→ **Goal of the exercise**
Will you write out all the entries below exactly?

→ **Dataset records**
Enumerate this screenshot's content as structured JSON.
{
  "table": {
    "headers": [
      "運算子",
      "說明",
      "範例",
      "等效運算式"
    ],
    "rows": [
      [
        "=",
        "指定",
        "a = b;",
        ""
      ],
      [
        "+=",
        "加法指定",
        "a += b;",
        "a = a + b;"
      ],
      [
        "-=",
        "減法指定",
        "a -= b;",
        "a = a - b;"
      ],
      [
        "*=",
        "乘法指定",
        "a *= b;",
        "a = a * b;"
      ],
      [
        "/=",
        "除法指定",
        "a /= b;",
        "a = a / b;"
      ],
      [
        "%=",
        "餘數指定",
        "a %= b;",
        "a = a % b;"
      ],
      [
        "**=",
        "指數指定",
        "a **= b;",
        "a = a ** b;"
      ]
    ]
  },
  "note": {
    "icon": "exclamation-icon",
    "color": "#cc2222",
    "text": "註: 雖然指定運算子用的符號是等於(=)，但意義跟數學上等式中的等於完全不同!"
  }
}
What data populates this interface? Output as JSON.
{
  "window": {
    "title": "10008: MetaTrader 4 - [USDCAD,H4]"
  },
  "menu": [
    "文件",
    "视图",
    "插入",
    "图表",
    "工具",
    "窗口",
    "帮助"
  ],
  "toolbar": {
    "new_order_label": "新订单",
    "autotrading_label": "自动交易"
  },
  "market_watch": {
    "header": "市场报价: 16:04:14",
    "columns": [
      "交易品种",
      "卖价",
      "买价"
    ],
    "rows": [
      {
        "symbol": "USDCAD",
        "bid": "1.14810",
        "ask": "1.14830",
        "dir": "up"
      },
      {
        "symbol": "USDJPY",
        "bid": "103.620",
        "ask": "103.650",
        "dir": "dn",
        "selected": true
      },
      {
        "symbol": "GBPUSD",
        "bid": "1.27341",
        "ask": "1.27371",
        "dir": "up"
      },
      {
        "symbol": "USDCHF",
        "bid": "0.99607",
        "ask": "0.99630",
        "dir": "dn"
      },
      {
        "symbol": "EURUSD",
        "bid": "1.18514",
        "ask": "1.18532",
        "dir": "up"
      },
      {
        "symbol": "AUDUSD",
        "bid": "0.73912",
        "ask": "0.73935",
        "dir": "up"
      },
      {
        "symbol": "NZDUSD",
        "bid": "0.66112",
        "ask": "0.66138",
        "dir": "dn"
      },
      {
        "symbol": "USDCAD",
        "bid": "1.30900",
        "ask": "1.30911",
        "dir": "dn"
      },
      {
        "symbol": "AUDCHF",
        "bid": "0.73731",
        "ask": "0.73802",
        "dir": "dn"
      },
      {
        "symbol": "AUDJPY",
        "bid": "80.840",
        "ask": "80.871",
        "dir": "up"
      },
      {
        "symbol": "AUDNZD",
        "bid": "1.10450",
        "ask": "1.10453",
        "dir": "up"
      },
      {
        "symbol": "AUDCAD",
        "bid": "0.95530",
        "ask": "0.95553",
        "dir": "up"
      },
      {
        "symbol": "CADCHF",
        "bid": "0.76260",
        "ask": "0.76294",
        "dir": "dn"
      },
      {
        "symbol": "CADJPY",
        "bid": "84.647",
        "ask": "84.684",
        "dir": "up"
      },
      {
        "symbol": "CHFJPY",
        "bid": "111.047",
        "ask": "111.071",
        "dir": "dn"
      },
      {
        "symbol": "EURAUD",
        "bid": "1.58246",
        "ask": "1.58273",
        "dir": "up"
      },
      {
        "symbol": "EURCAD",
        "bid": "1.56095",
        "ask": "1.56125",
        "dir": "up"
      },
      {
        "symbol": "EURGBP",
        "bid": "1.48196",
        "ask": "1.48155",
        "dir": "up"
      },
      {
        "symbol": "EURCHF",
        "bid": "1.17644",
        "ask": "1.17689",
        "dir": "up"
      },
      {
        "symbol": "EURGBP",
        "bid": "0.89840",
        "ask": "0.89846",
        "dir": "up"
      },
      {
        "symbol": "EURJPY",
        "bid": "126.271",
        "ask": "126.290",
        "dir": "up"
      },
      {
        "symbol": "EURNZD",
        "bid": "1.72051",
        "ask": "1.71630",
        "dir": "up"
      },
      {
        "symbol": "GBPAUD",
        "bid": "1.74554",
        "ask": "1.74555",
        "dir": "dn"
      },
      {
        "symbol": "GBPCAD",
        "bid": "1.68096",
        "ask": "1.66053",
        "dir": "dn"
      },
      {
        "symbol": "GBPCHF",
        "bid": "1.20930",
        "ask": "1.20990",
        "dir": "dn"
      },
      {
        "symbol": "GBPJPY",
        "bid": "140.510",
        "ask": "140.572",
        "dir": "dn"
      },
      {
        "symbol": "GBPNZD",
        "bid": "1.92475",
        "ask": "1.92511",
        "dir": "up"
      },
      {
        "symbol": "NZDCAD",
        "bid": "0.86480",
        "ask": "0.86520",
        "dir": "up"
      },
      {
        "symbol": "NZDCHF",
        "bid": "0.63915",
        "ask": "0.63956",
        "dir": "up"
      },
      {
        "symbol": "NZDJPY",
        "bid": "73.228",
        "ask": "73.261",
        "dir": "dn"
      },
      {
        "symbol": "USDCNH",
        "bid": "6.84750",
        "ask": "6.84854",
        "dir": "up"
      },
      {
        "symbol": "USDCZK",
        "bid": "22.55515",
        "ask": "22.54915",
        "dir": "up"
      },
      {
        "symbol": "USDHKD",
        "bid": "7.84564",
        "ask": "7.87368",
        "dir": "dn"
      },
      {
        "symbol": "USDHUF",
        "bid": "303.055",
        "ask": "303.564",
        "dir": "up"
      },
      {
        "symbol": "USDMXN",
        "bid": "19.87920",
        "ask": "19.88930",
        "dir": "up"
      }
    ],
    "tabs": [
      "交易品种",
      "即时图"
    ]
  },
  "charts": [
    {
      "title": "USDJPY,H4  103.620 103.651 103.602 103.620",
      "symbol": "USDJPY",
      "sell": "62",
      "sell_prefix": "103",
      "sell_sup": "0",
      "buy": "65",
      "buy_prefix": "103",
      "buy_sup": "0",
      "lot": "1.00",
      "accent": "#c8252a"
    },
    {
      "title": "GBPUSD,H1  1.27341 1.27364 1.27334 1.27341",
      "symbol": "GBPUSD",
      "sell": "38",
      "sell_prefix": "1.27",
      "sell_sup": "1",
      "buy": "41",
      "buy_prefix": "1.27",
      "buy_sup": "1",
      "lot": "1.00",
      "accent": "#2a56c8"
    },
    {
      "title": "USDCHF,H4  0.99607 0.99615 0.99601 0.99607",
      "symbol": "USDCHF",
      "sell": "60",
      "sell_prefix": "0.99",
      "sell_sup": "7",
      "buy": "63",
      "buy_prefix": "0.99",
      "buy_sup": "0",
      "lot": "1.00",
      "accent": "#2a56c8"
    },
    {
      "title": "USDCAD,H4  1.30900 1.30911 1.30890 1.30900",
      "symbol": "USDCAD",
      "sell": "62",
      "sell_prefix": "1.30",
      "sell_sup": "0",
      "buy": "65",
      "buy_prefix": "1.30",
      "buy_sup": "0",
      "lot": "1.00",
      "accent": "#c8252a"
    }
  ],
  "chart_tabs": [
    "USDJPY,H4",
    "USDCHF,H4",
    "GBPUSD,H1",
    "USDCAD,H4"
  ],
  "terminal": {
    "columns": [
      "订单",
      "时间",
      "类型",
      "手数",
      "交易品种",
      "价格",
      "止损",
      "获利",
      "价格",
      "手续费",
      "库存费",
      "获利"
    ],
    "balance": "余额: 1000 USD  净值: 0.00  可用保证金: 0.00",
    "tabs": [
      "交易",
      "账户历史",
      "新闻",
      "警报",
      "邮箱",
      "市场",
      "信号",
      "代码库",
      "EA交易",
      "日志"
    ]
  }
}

→ **Written response**
Enumerate this screenshot's content as structured JSON.
{
  "table": {
    "headers": [
      "運算子",
      "說明",
      "範例",
      "等效運算式"
    ],
    "rows": [
      [
        "=",
        "指定",
        "a = b;",
        ""
      ],
      [
        "+=",
        "加法指定",
        "a += b;",
        "a = a + b;"
      ],
      [
        "-=",
        "減法指定",
        "a -= b;",
        "a = a - b;"
      ],
      [
        "*=",
        "乘法指定",
        "a *= b;",
        "a = a * b;"
      ],
      [
        "/=",
        "除法指定",
        "a /= b;",
        "a = a / b;"
      ],
      [
        "%=",
        "餘數指定",
        "a %= b;",
        "a = a % b;"
      ],
      [
        "**=",
        "指數指定",
        "a **= b;",
        "a = a ** b;"
      ]
    ]
  },
  "note": {
    "icon": "exclamation-icon",
    "color": "#cc2222",
    "text": "註: 雖然指定運算子用的符號是等於(=)，但意義跟數學上等式中的等於完全不同!"
  }
}
What data populates this interface? Output as JSON.
{
  "window": {
    "title": "10008: MetaTrader 4 - [USDCAD,H4]"
  },
  "menu": [
    "文件",
    "视图",
    "插入",
    "图表",
    "工具",
    "窗口",
    "帮助"
  ],
  "toolbar": {
    "new_order_label": "新订单",
    "autotrading_label": "自动交易"
  },
  "market_watch": {
    "header": "市场报价: 16:04:14",
    "columns": [
      "交易品种",
      "卖价",
      "买价"
    ],
    "rows": [
      {
        "symbol": "USDCAD",
        "bid": "1.14810",
        "ask": "1.14830",
        "dir": "up"
      },
      {
        "symbol": "USDJPY",
        "bid": "103.620",
        "ask": "103.650",
        "dir": "dn",
        "selected": true
      },
      {
        "symbol": "GBPUSD",
        "bid": "1.27341",
        "ask": "1.27371",
        "dir": "up"
      },
      {
        "symbol": "USDCHF",
        "bid": "0.99607",
        "ask": "0.99630",
        "dir": "dn"
      },
      {
        "symbol": "EURUSD",
        "bid": "1.18514",
        "ask": "1.18532",
        "dir": "up"
      },
      {
        "symbol": "AUDUSD",
        "bid": "0.73912",
        "ask": "0.73935",
        "dir": "up"
      },
      {
        "symbol": "NZDUSD",
        "bid": "0.66112",
        "ask": "0.66138",
        "dir": "dn"
      },
      {
        "symbol": "USDCAD",
        "bid": "1.30900",
        "ask": "1.30911",
        "dir": "dn"
      },
      {
        "symbol": "AUDCHF",
        "bid": "0.73731",
        "ask": "0.73802",
        "dir": "dn"
      },
      {
        "symbol": "AUDJPY",
        "bid": "80.840",
        "ask": "80.871",
        "dir": "up"
      },
      {
        "symbol": "AUDNZD",
        "bid": "1.10450",
        "ask": "1.10453",
        "dir": "up"
      },
      {
        "symbol": "AUDCAD",
        "bid": "0.95530",
        "ask": "0.95553",
        "dir": "up"
      },
      {
        "symbol": "CADCHF",
        "bid": "0.76260",
        "ask": "0.76294",
        "dir": "dn"
      },
      {
        "symbol": "CADJPY",
        "bid": "84.647",
        "ask": "84.684",
        "dir": "up"
      },
      {
        "symbol": "CHFJPY",
        "bid": "111.047",
        "ask": "111.071",
        "dir": "dn"
      },
      {
        "symbol": "EURAUD",
        "bid": "1.58246",
        "ask": "1.58273",
        "dir": "up"
      },
      {
        "symbol": "EURCAD",
        "bid": "1.56095",
        "ask": "1.56125",
        "dir": "up"
      },
      {
        "symbol": "EURGBP",
        "bid": "1.48196",
        "ask": "1.48155",
        "dir": "up"
      },
      {
        "symbol": "EURCHF",
        "bid": "1.17644",
        "ask": "1.17689",
        "dir": "up"
      },
      {
        "symbol": "EURGBP",
        "bid": "0.89840",
        "ask": "0.89846",
        "dir": "up"
      },
      {
        "symbol": "EURJPY",
        "bid": "126.271",
        "ask": "126.290",
        "dir": "up"
      },
      {
        "symbol": "EURNZD",
        "bid": "1.72051",
        "ask": "1.71630",
        "dir": "up"
      },
      {
        "symbol": "GBPAUD",
        "bid": "1.74554",
        "ask": "1.74555",
        "dir": "dn"
      },
      {
        "symbol": "GBPCAD",
        "bid": "1.68096",
        "ask": "1.66053",
        "dir": "dn"
      },
      {
        "symbol": "GBPCHF",
        "bid": "1.20930",
        "ask": "1.20990",
        "dir": "dn"
      },
      {
        "symbol": "GBPJPY",
        "bid": "140.510",
        "ask": "140.572",
        "dir": "dn"
      },
      {
        "symbol": "GBPNZD",
        "bid": "1.92475",
        "ask": "1.92511",
        "dir": "up"
      },
      {
        "symbol": "NZDCAD",
        "bid": "0.86480",
        "ask": "0.86520",
        "dir": "up"
      },
      {
        "symbol": "NZDCHF",
        "bid": "0.63915",
        "ask": "0.63956",
        "dir": "up"
      },
      {
        "symbol": "NZDJPY",
        "bid": "73.228",
        "ask": "73.261",
        "dir": "dn"
      },
      {
        "symbol": "USDCNH",
        "bid": "6.84750",
        "ask": "6.84854",
        "dir": "up"
      },
      {
        "symbol": "USDCZK",
        "bid": "22.55515",
        "ask": "22.54915",
        "dir": "up"
      },
      {
        "symbol": "USDHKD",
        "bid": "7.84564",
        "ask": "7.87368",
        "dir": "dn"
      },
      {
        "symbol": "USDHUF",
        "bid": "303.055",
        "ask": "303.564",
        "dir": "up"
      },
      {
        "symbol": "USDMXN",
        "bid": "19.87920",
        "ask": "19.88930",
        "dir": "up"
      }
    ],
    "tabs": [
      "交易品种",
      "即时图"
    ]
  },
  "charts": [
    {
      "title": "USDJPY,H4  103.620 103.651 103.602 103.620",
      "symbol": "USDJPY",
      "sell": "62",
      "sell_prefix": "103",
      "sell_sup": "0",
      "buy": "65",
      "buy_prefix": "103",
      "buy_sup": "0",
      "lot": "1.00",
      "accent": "#c8252a"
    },
    {
      "title": "GBPUSD,H1  1.27341 1.27364 1.27334 1.27341",
      "symbol": "GBPUSD",
      "sell": "38",
      "sell_prefix": "1.27",
      "sell_sup": "1",
      "buy": "41",
      "buy_prefix": "1.27",
      "buy_sup": "1",
      "lot": "1.00",
      "accent": "#2a56c8"
    },
    {
      "title": "USDCHF,H4  0.99607 0.99615 0.99601 0.99607",
      "symbol": "USDCHF",
      "sell": "60",
      "sell_prefix": "0.99",
      "sell_sup": "7",
      "buy": "63",
      "buy_prefix": "0.99",
      "buy_sup": "0",
      "lot": "1.00",
      "accent": "#2a56c8"
    },
    {
      "title": "USDCAD,H4  1.30900 1.30911 1.30890 1.30900",
      "symbol": "USDCAD",
      "sell": "62",
      "sell_prefix": "1.30",
      "sell_sup": "0",
      "buy": "65",
      "buy_prefix": "1.30",
      "buy_sup": "0",
      "lot": "1.00",
      "accent": "#c8252a"
    }
  ],
  "chart_tabs": [
    "USDJPY,H4",
    "USDCHF,H4",
    "GBPUSD,H1",
    "USDCAD,H4"
  ],
  "terminal": {
    "columns": [
      "订单",
      "时间",
      "类型",
      "手数",
      "交易品种",
      "价格",
      "止损",
      "获利",
      "价格",
      "手续费",
      "库存费",
      "获利"
    ],
    "balance": "余额: 1000 USD  净值: 0.00  可用保证金: 0.00",
    "tabs": [
      "交易",
      "账户历史",
      "新闻",
      "警报",
      "邮箱",
      "市场",
      "信号",
      "代码库",
      "EA交易",
      "日志"
    ]
  }
}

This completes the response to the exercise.